--- Given task ---
Write out the listing below exactly, and omit any images you find in it.
— BEGIN Records for processing —
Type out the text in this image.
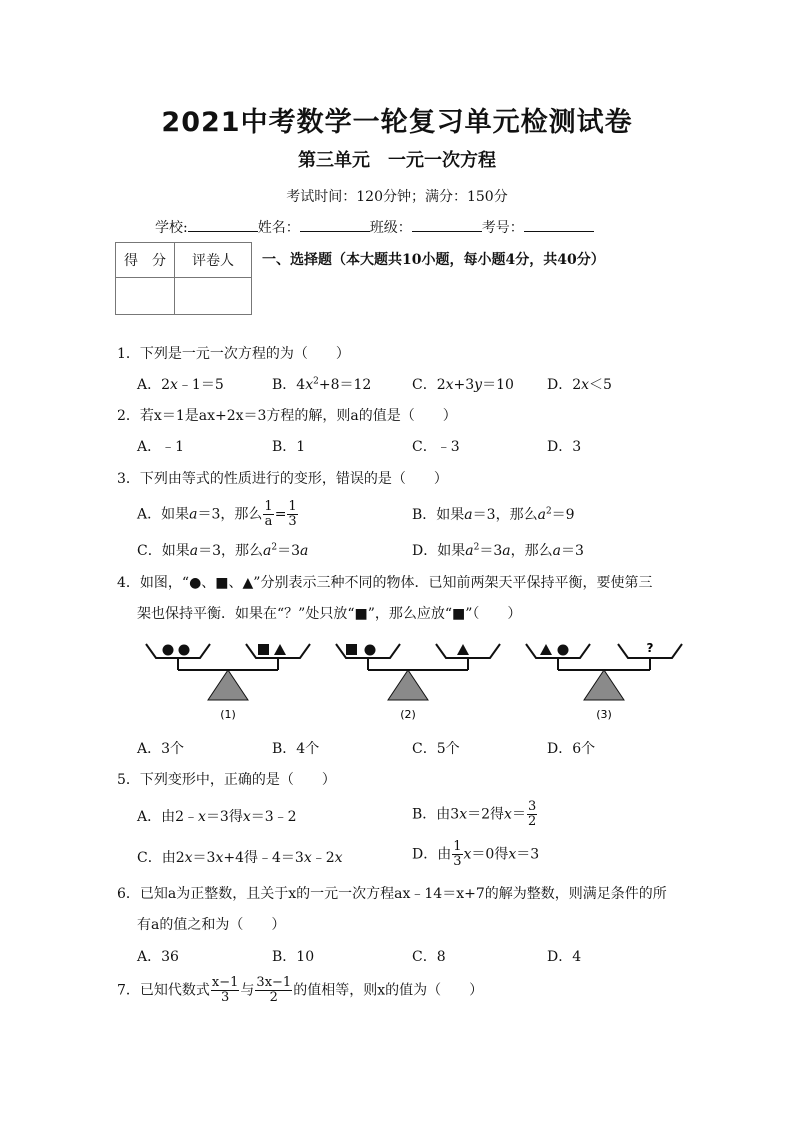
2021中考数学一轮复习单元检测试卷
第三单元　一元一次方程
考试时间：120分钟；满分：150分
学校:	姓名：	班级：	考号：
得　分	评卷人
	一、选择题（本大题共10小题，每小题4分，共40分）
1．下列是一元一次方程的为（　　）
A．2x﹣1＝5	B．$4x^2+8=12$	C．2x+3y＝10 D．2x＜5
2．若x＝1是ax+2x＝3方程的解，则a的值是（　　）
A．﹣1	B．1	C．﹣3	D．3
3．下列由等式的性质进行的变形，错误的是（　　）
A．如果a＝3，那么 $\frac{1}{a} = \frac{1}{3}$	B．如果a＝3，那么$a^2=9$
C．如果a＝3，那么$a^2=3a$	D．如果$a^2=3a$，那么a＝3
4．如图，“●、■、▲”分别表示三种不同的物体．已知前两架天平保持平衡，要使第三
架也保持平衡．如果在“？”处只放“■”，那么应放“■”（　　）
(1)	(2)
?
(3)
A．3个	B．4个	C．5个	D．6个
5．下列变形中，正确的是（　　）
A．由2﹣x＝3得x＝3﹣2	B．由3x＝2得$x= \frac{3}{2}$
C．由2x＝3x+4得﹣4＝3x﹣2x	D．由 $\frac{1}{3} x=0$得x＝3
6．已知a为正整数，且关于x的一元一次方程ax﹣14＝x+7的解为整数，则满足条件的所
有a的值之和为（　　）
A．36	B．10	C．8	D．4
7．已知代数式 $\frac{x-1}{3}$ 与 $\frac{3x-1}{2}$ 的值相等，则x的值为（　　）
— END Records for processing —
--- The answer ---
Type out the text in this image.
2021中考数学一轮复习单元检测试卷
第三单元　一元一次方程
考试时间：120分钟；满分：150分
学校:	姓名：	班级：	考号：
得　分	评卷人
	一、选择题（本大题共10小题，每小题4分，共40分）
1．下列是一元一次方程的为（　　）
A．2x﹣1＝5	B．$4x^2+8=12$	C．2x+3y＝10 D．2x＜5
2．若x＝1是ax+2x＝3方程的解，则a的值是（　　）
A．﹣1	B．1	C．﹣3	D．3
3．下列由等式的性质进行的变形，错误的是（　　）
A．如果a＝3，那么 $\frac{1}{a} = \frac{1}{3}$	B．如果a＝3，那么$a^2=9$
C．如果a＝3，那么$a^2=3a$	D．如果$a^2=3a$，那么a＝3
4．如图，“●、■、▲”分别表示三种不同的物体．已知前两架天平保持平衡，要使第三
架也保持平衡．如果在“？”处只放“■”，那么应放“■”（　　）
(1)	(2)
?
(3)
A．3个	B．4个	C．5个	D．6个
5．下列变形中，正确的是（　　）
A．由2﹣x＝3得x＝3﹣2	B．由3x＝2得$x= \frac{3}{2}$
C．由2x＝3x+4得﹣4＝3x﹣2x	D．由 $\frac{1}{3} x=0$得x＝3
6．已知a为正整数，且关于x的一元一次方程ax﹣14＝x+7的解为整数，则满足条件的所
有a的值之和为（　　）
A．36	B．10	C．8	D．4
7．已知代数式 $\frac{x-1}{3}$ 与 $\frac{3x-1}{2}$ 的值相等，则x的值为（　　）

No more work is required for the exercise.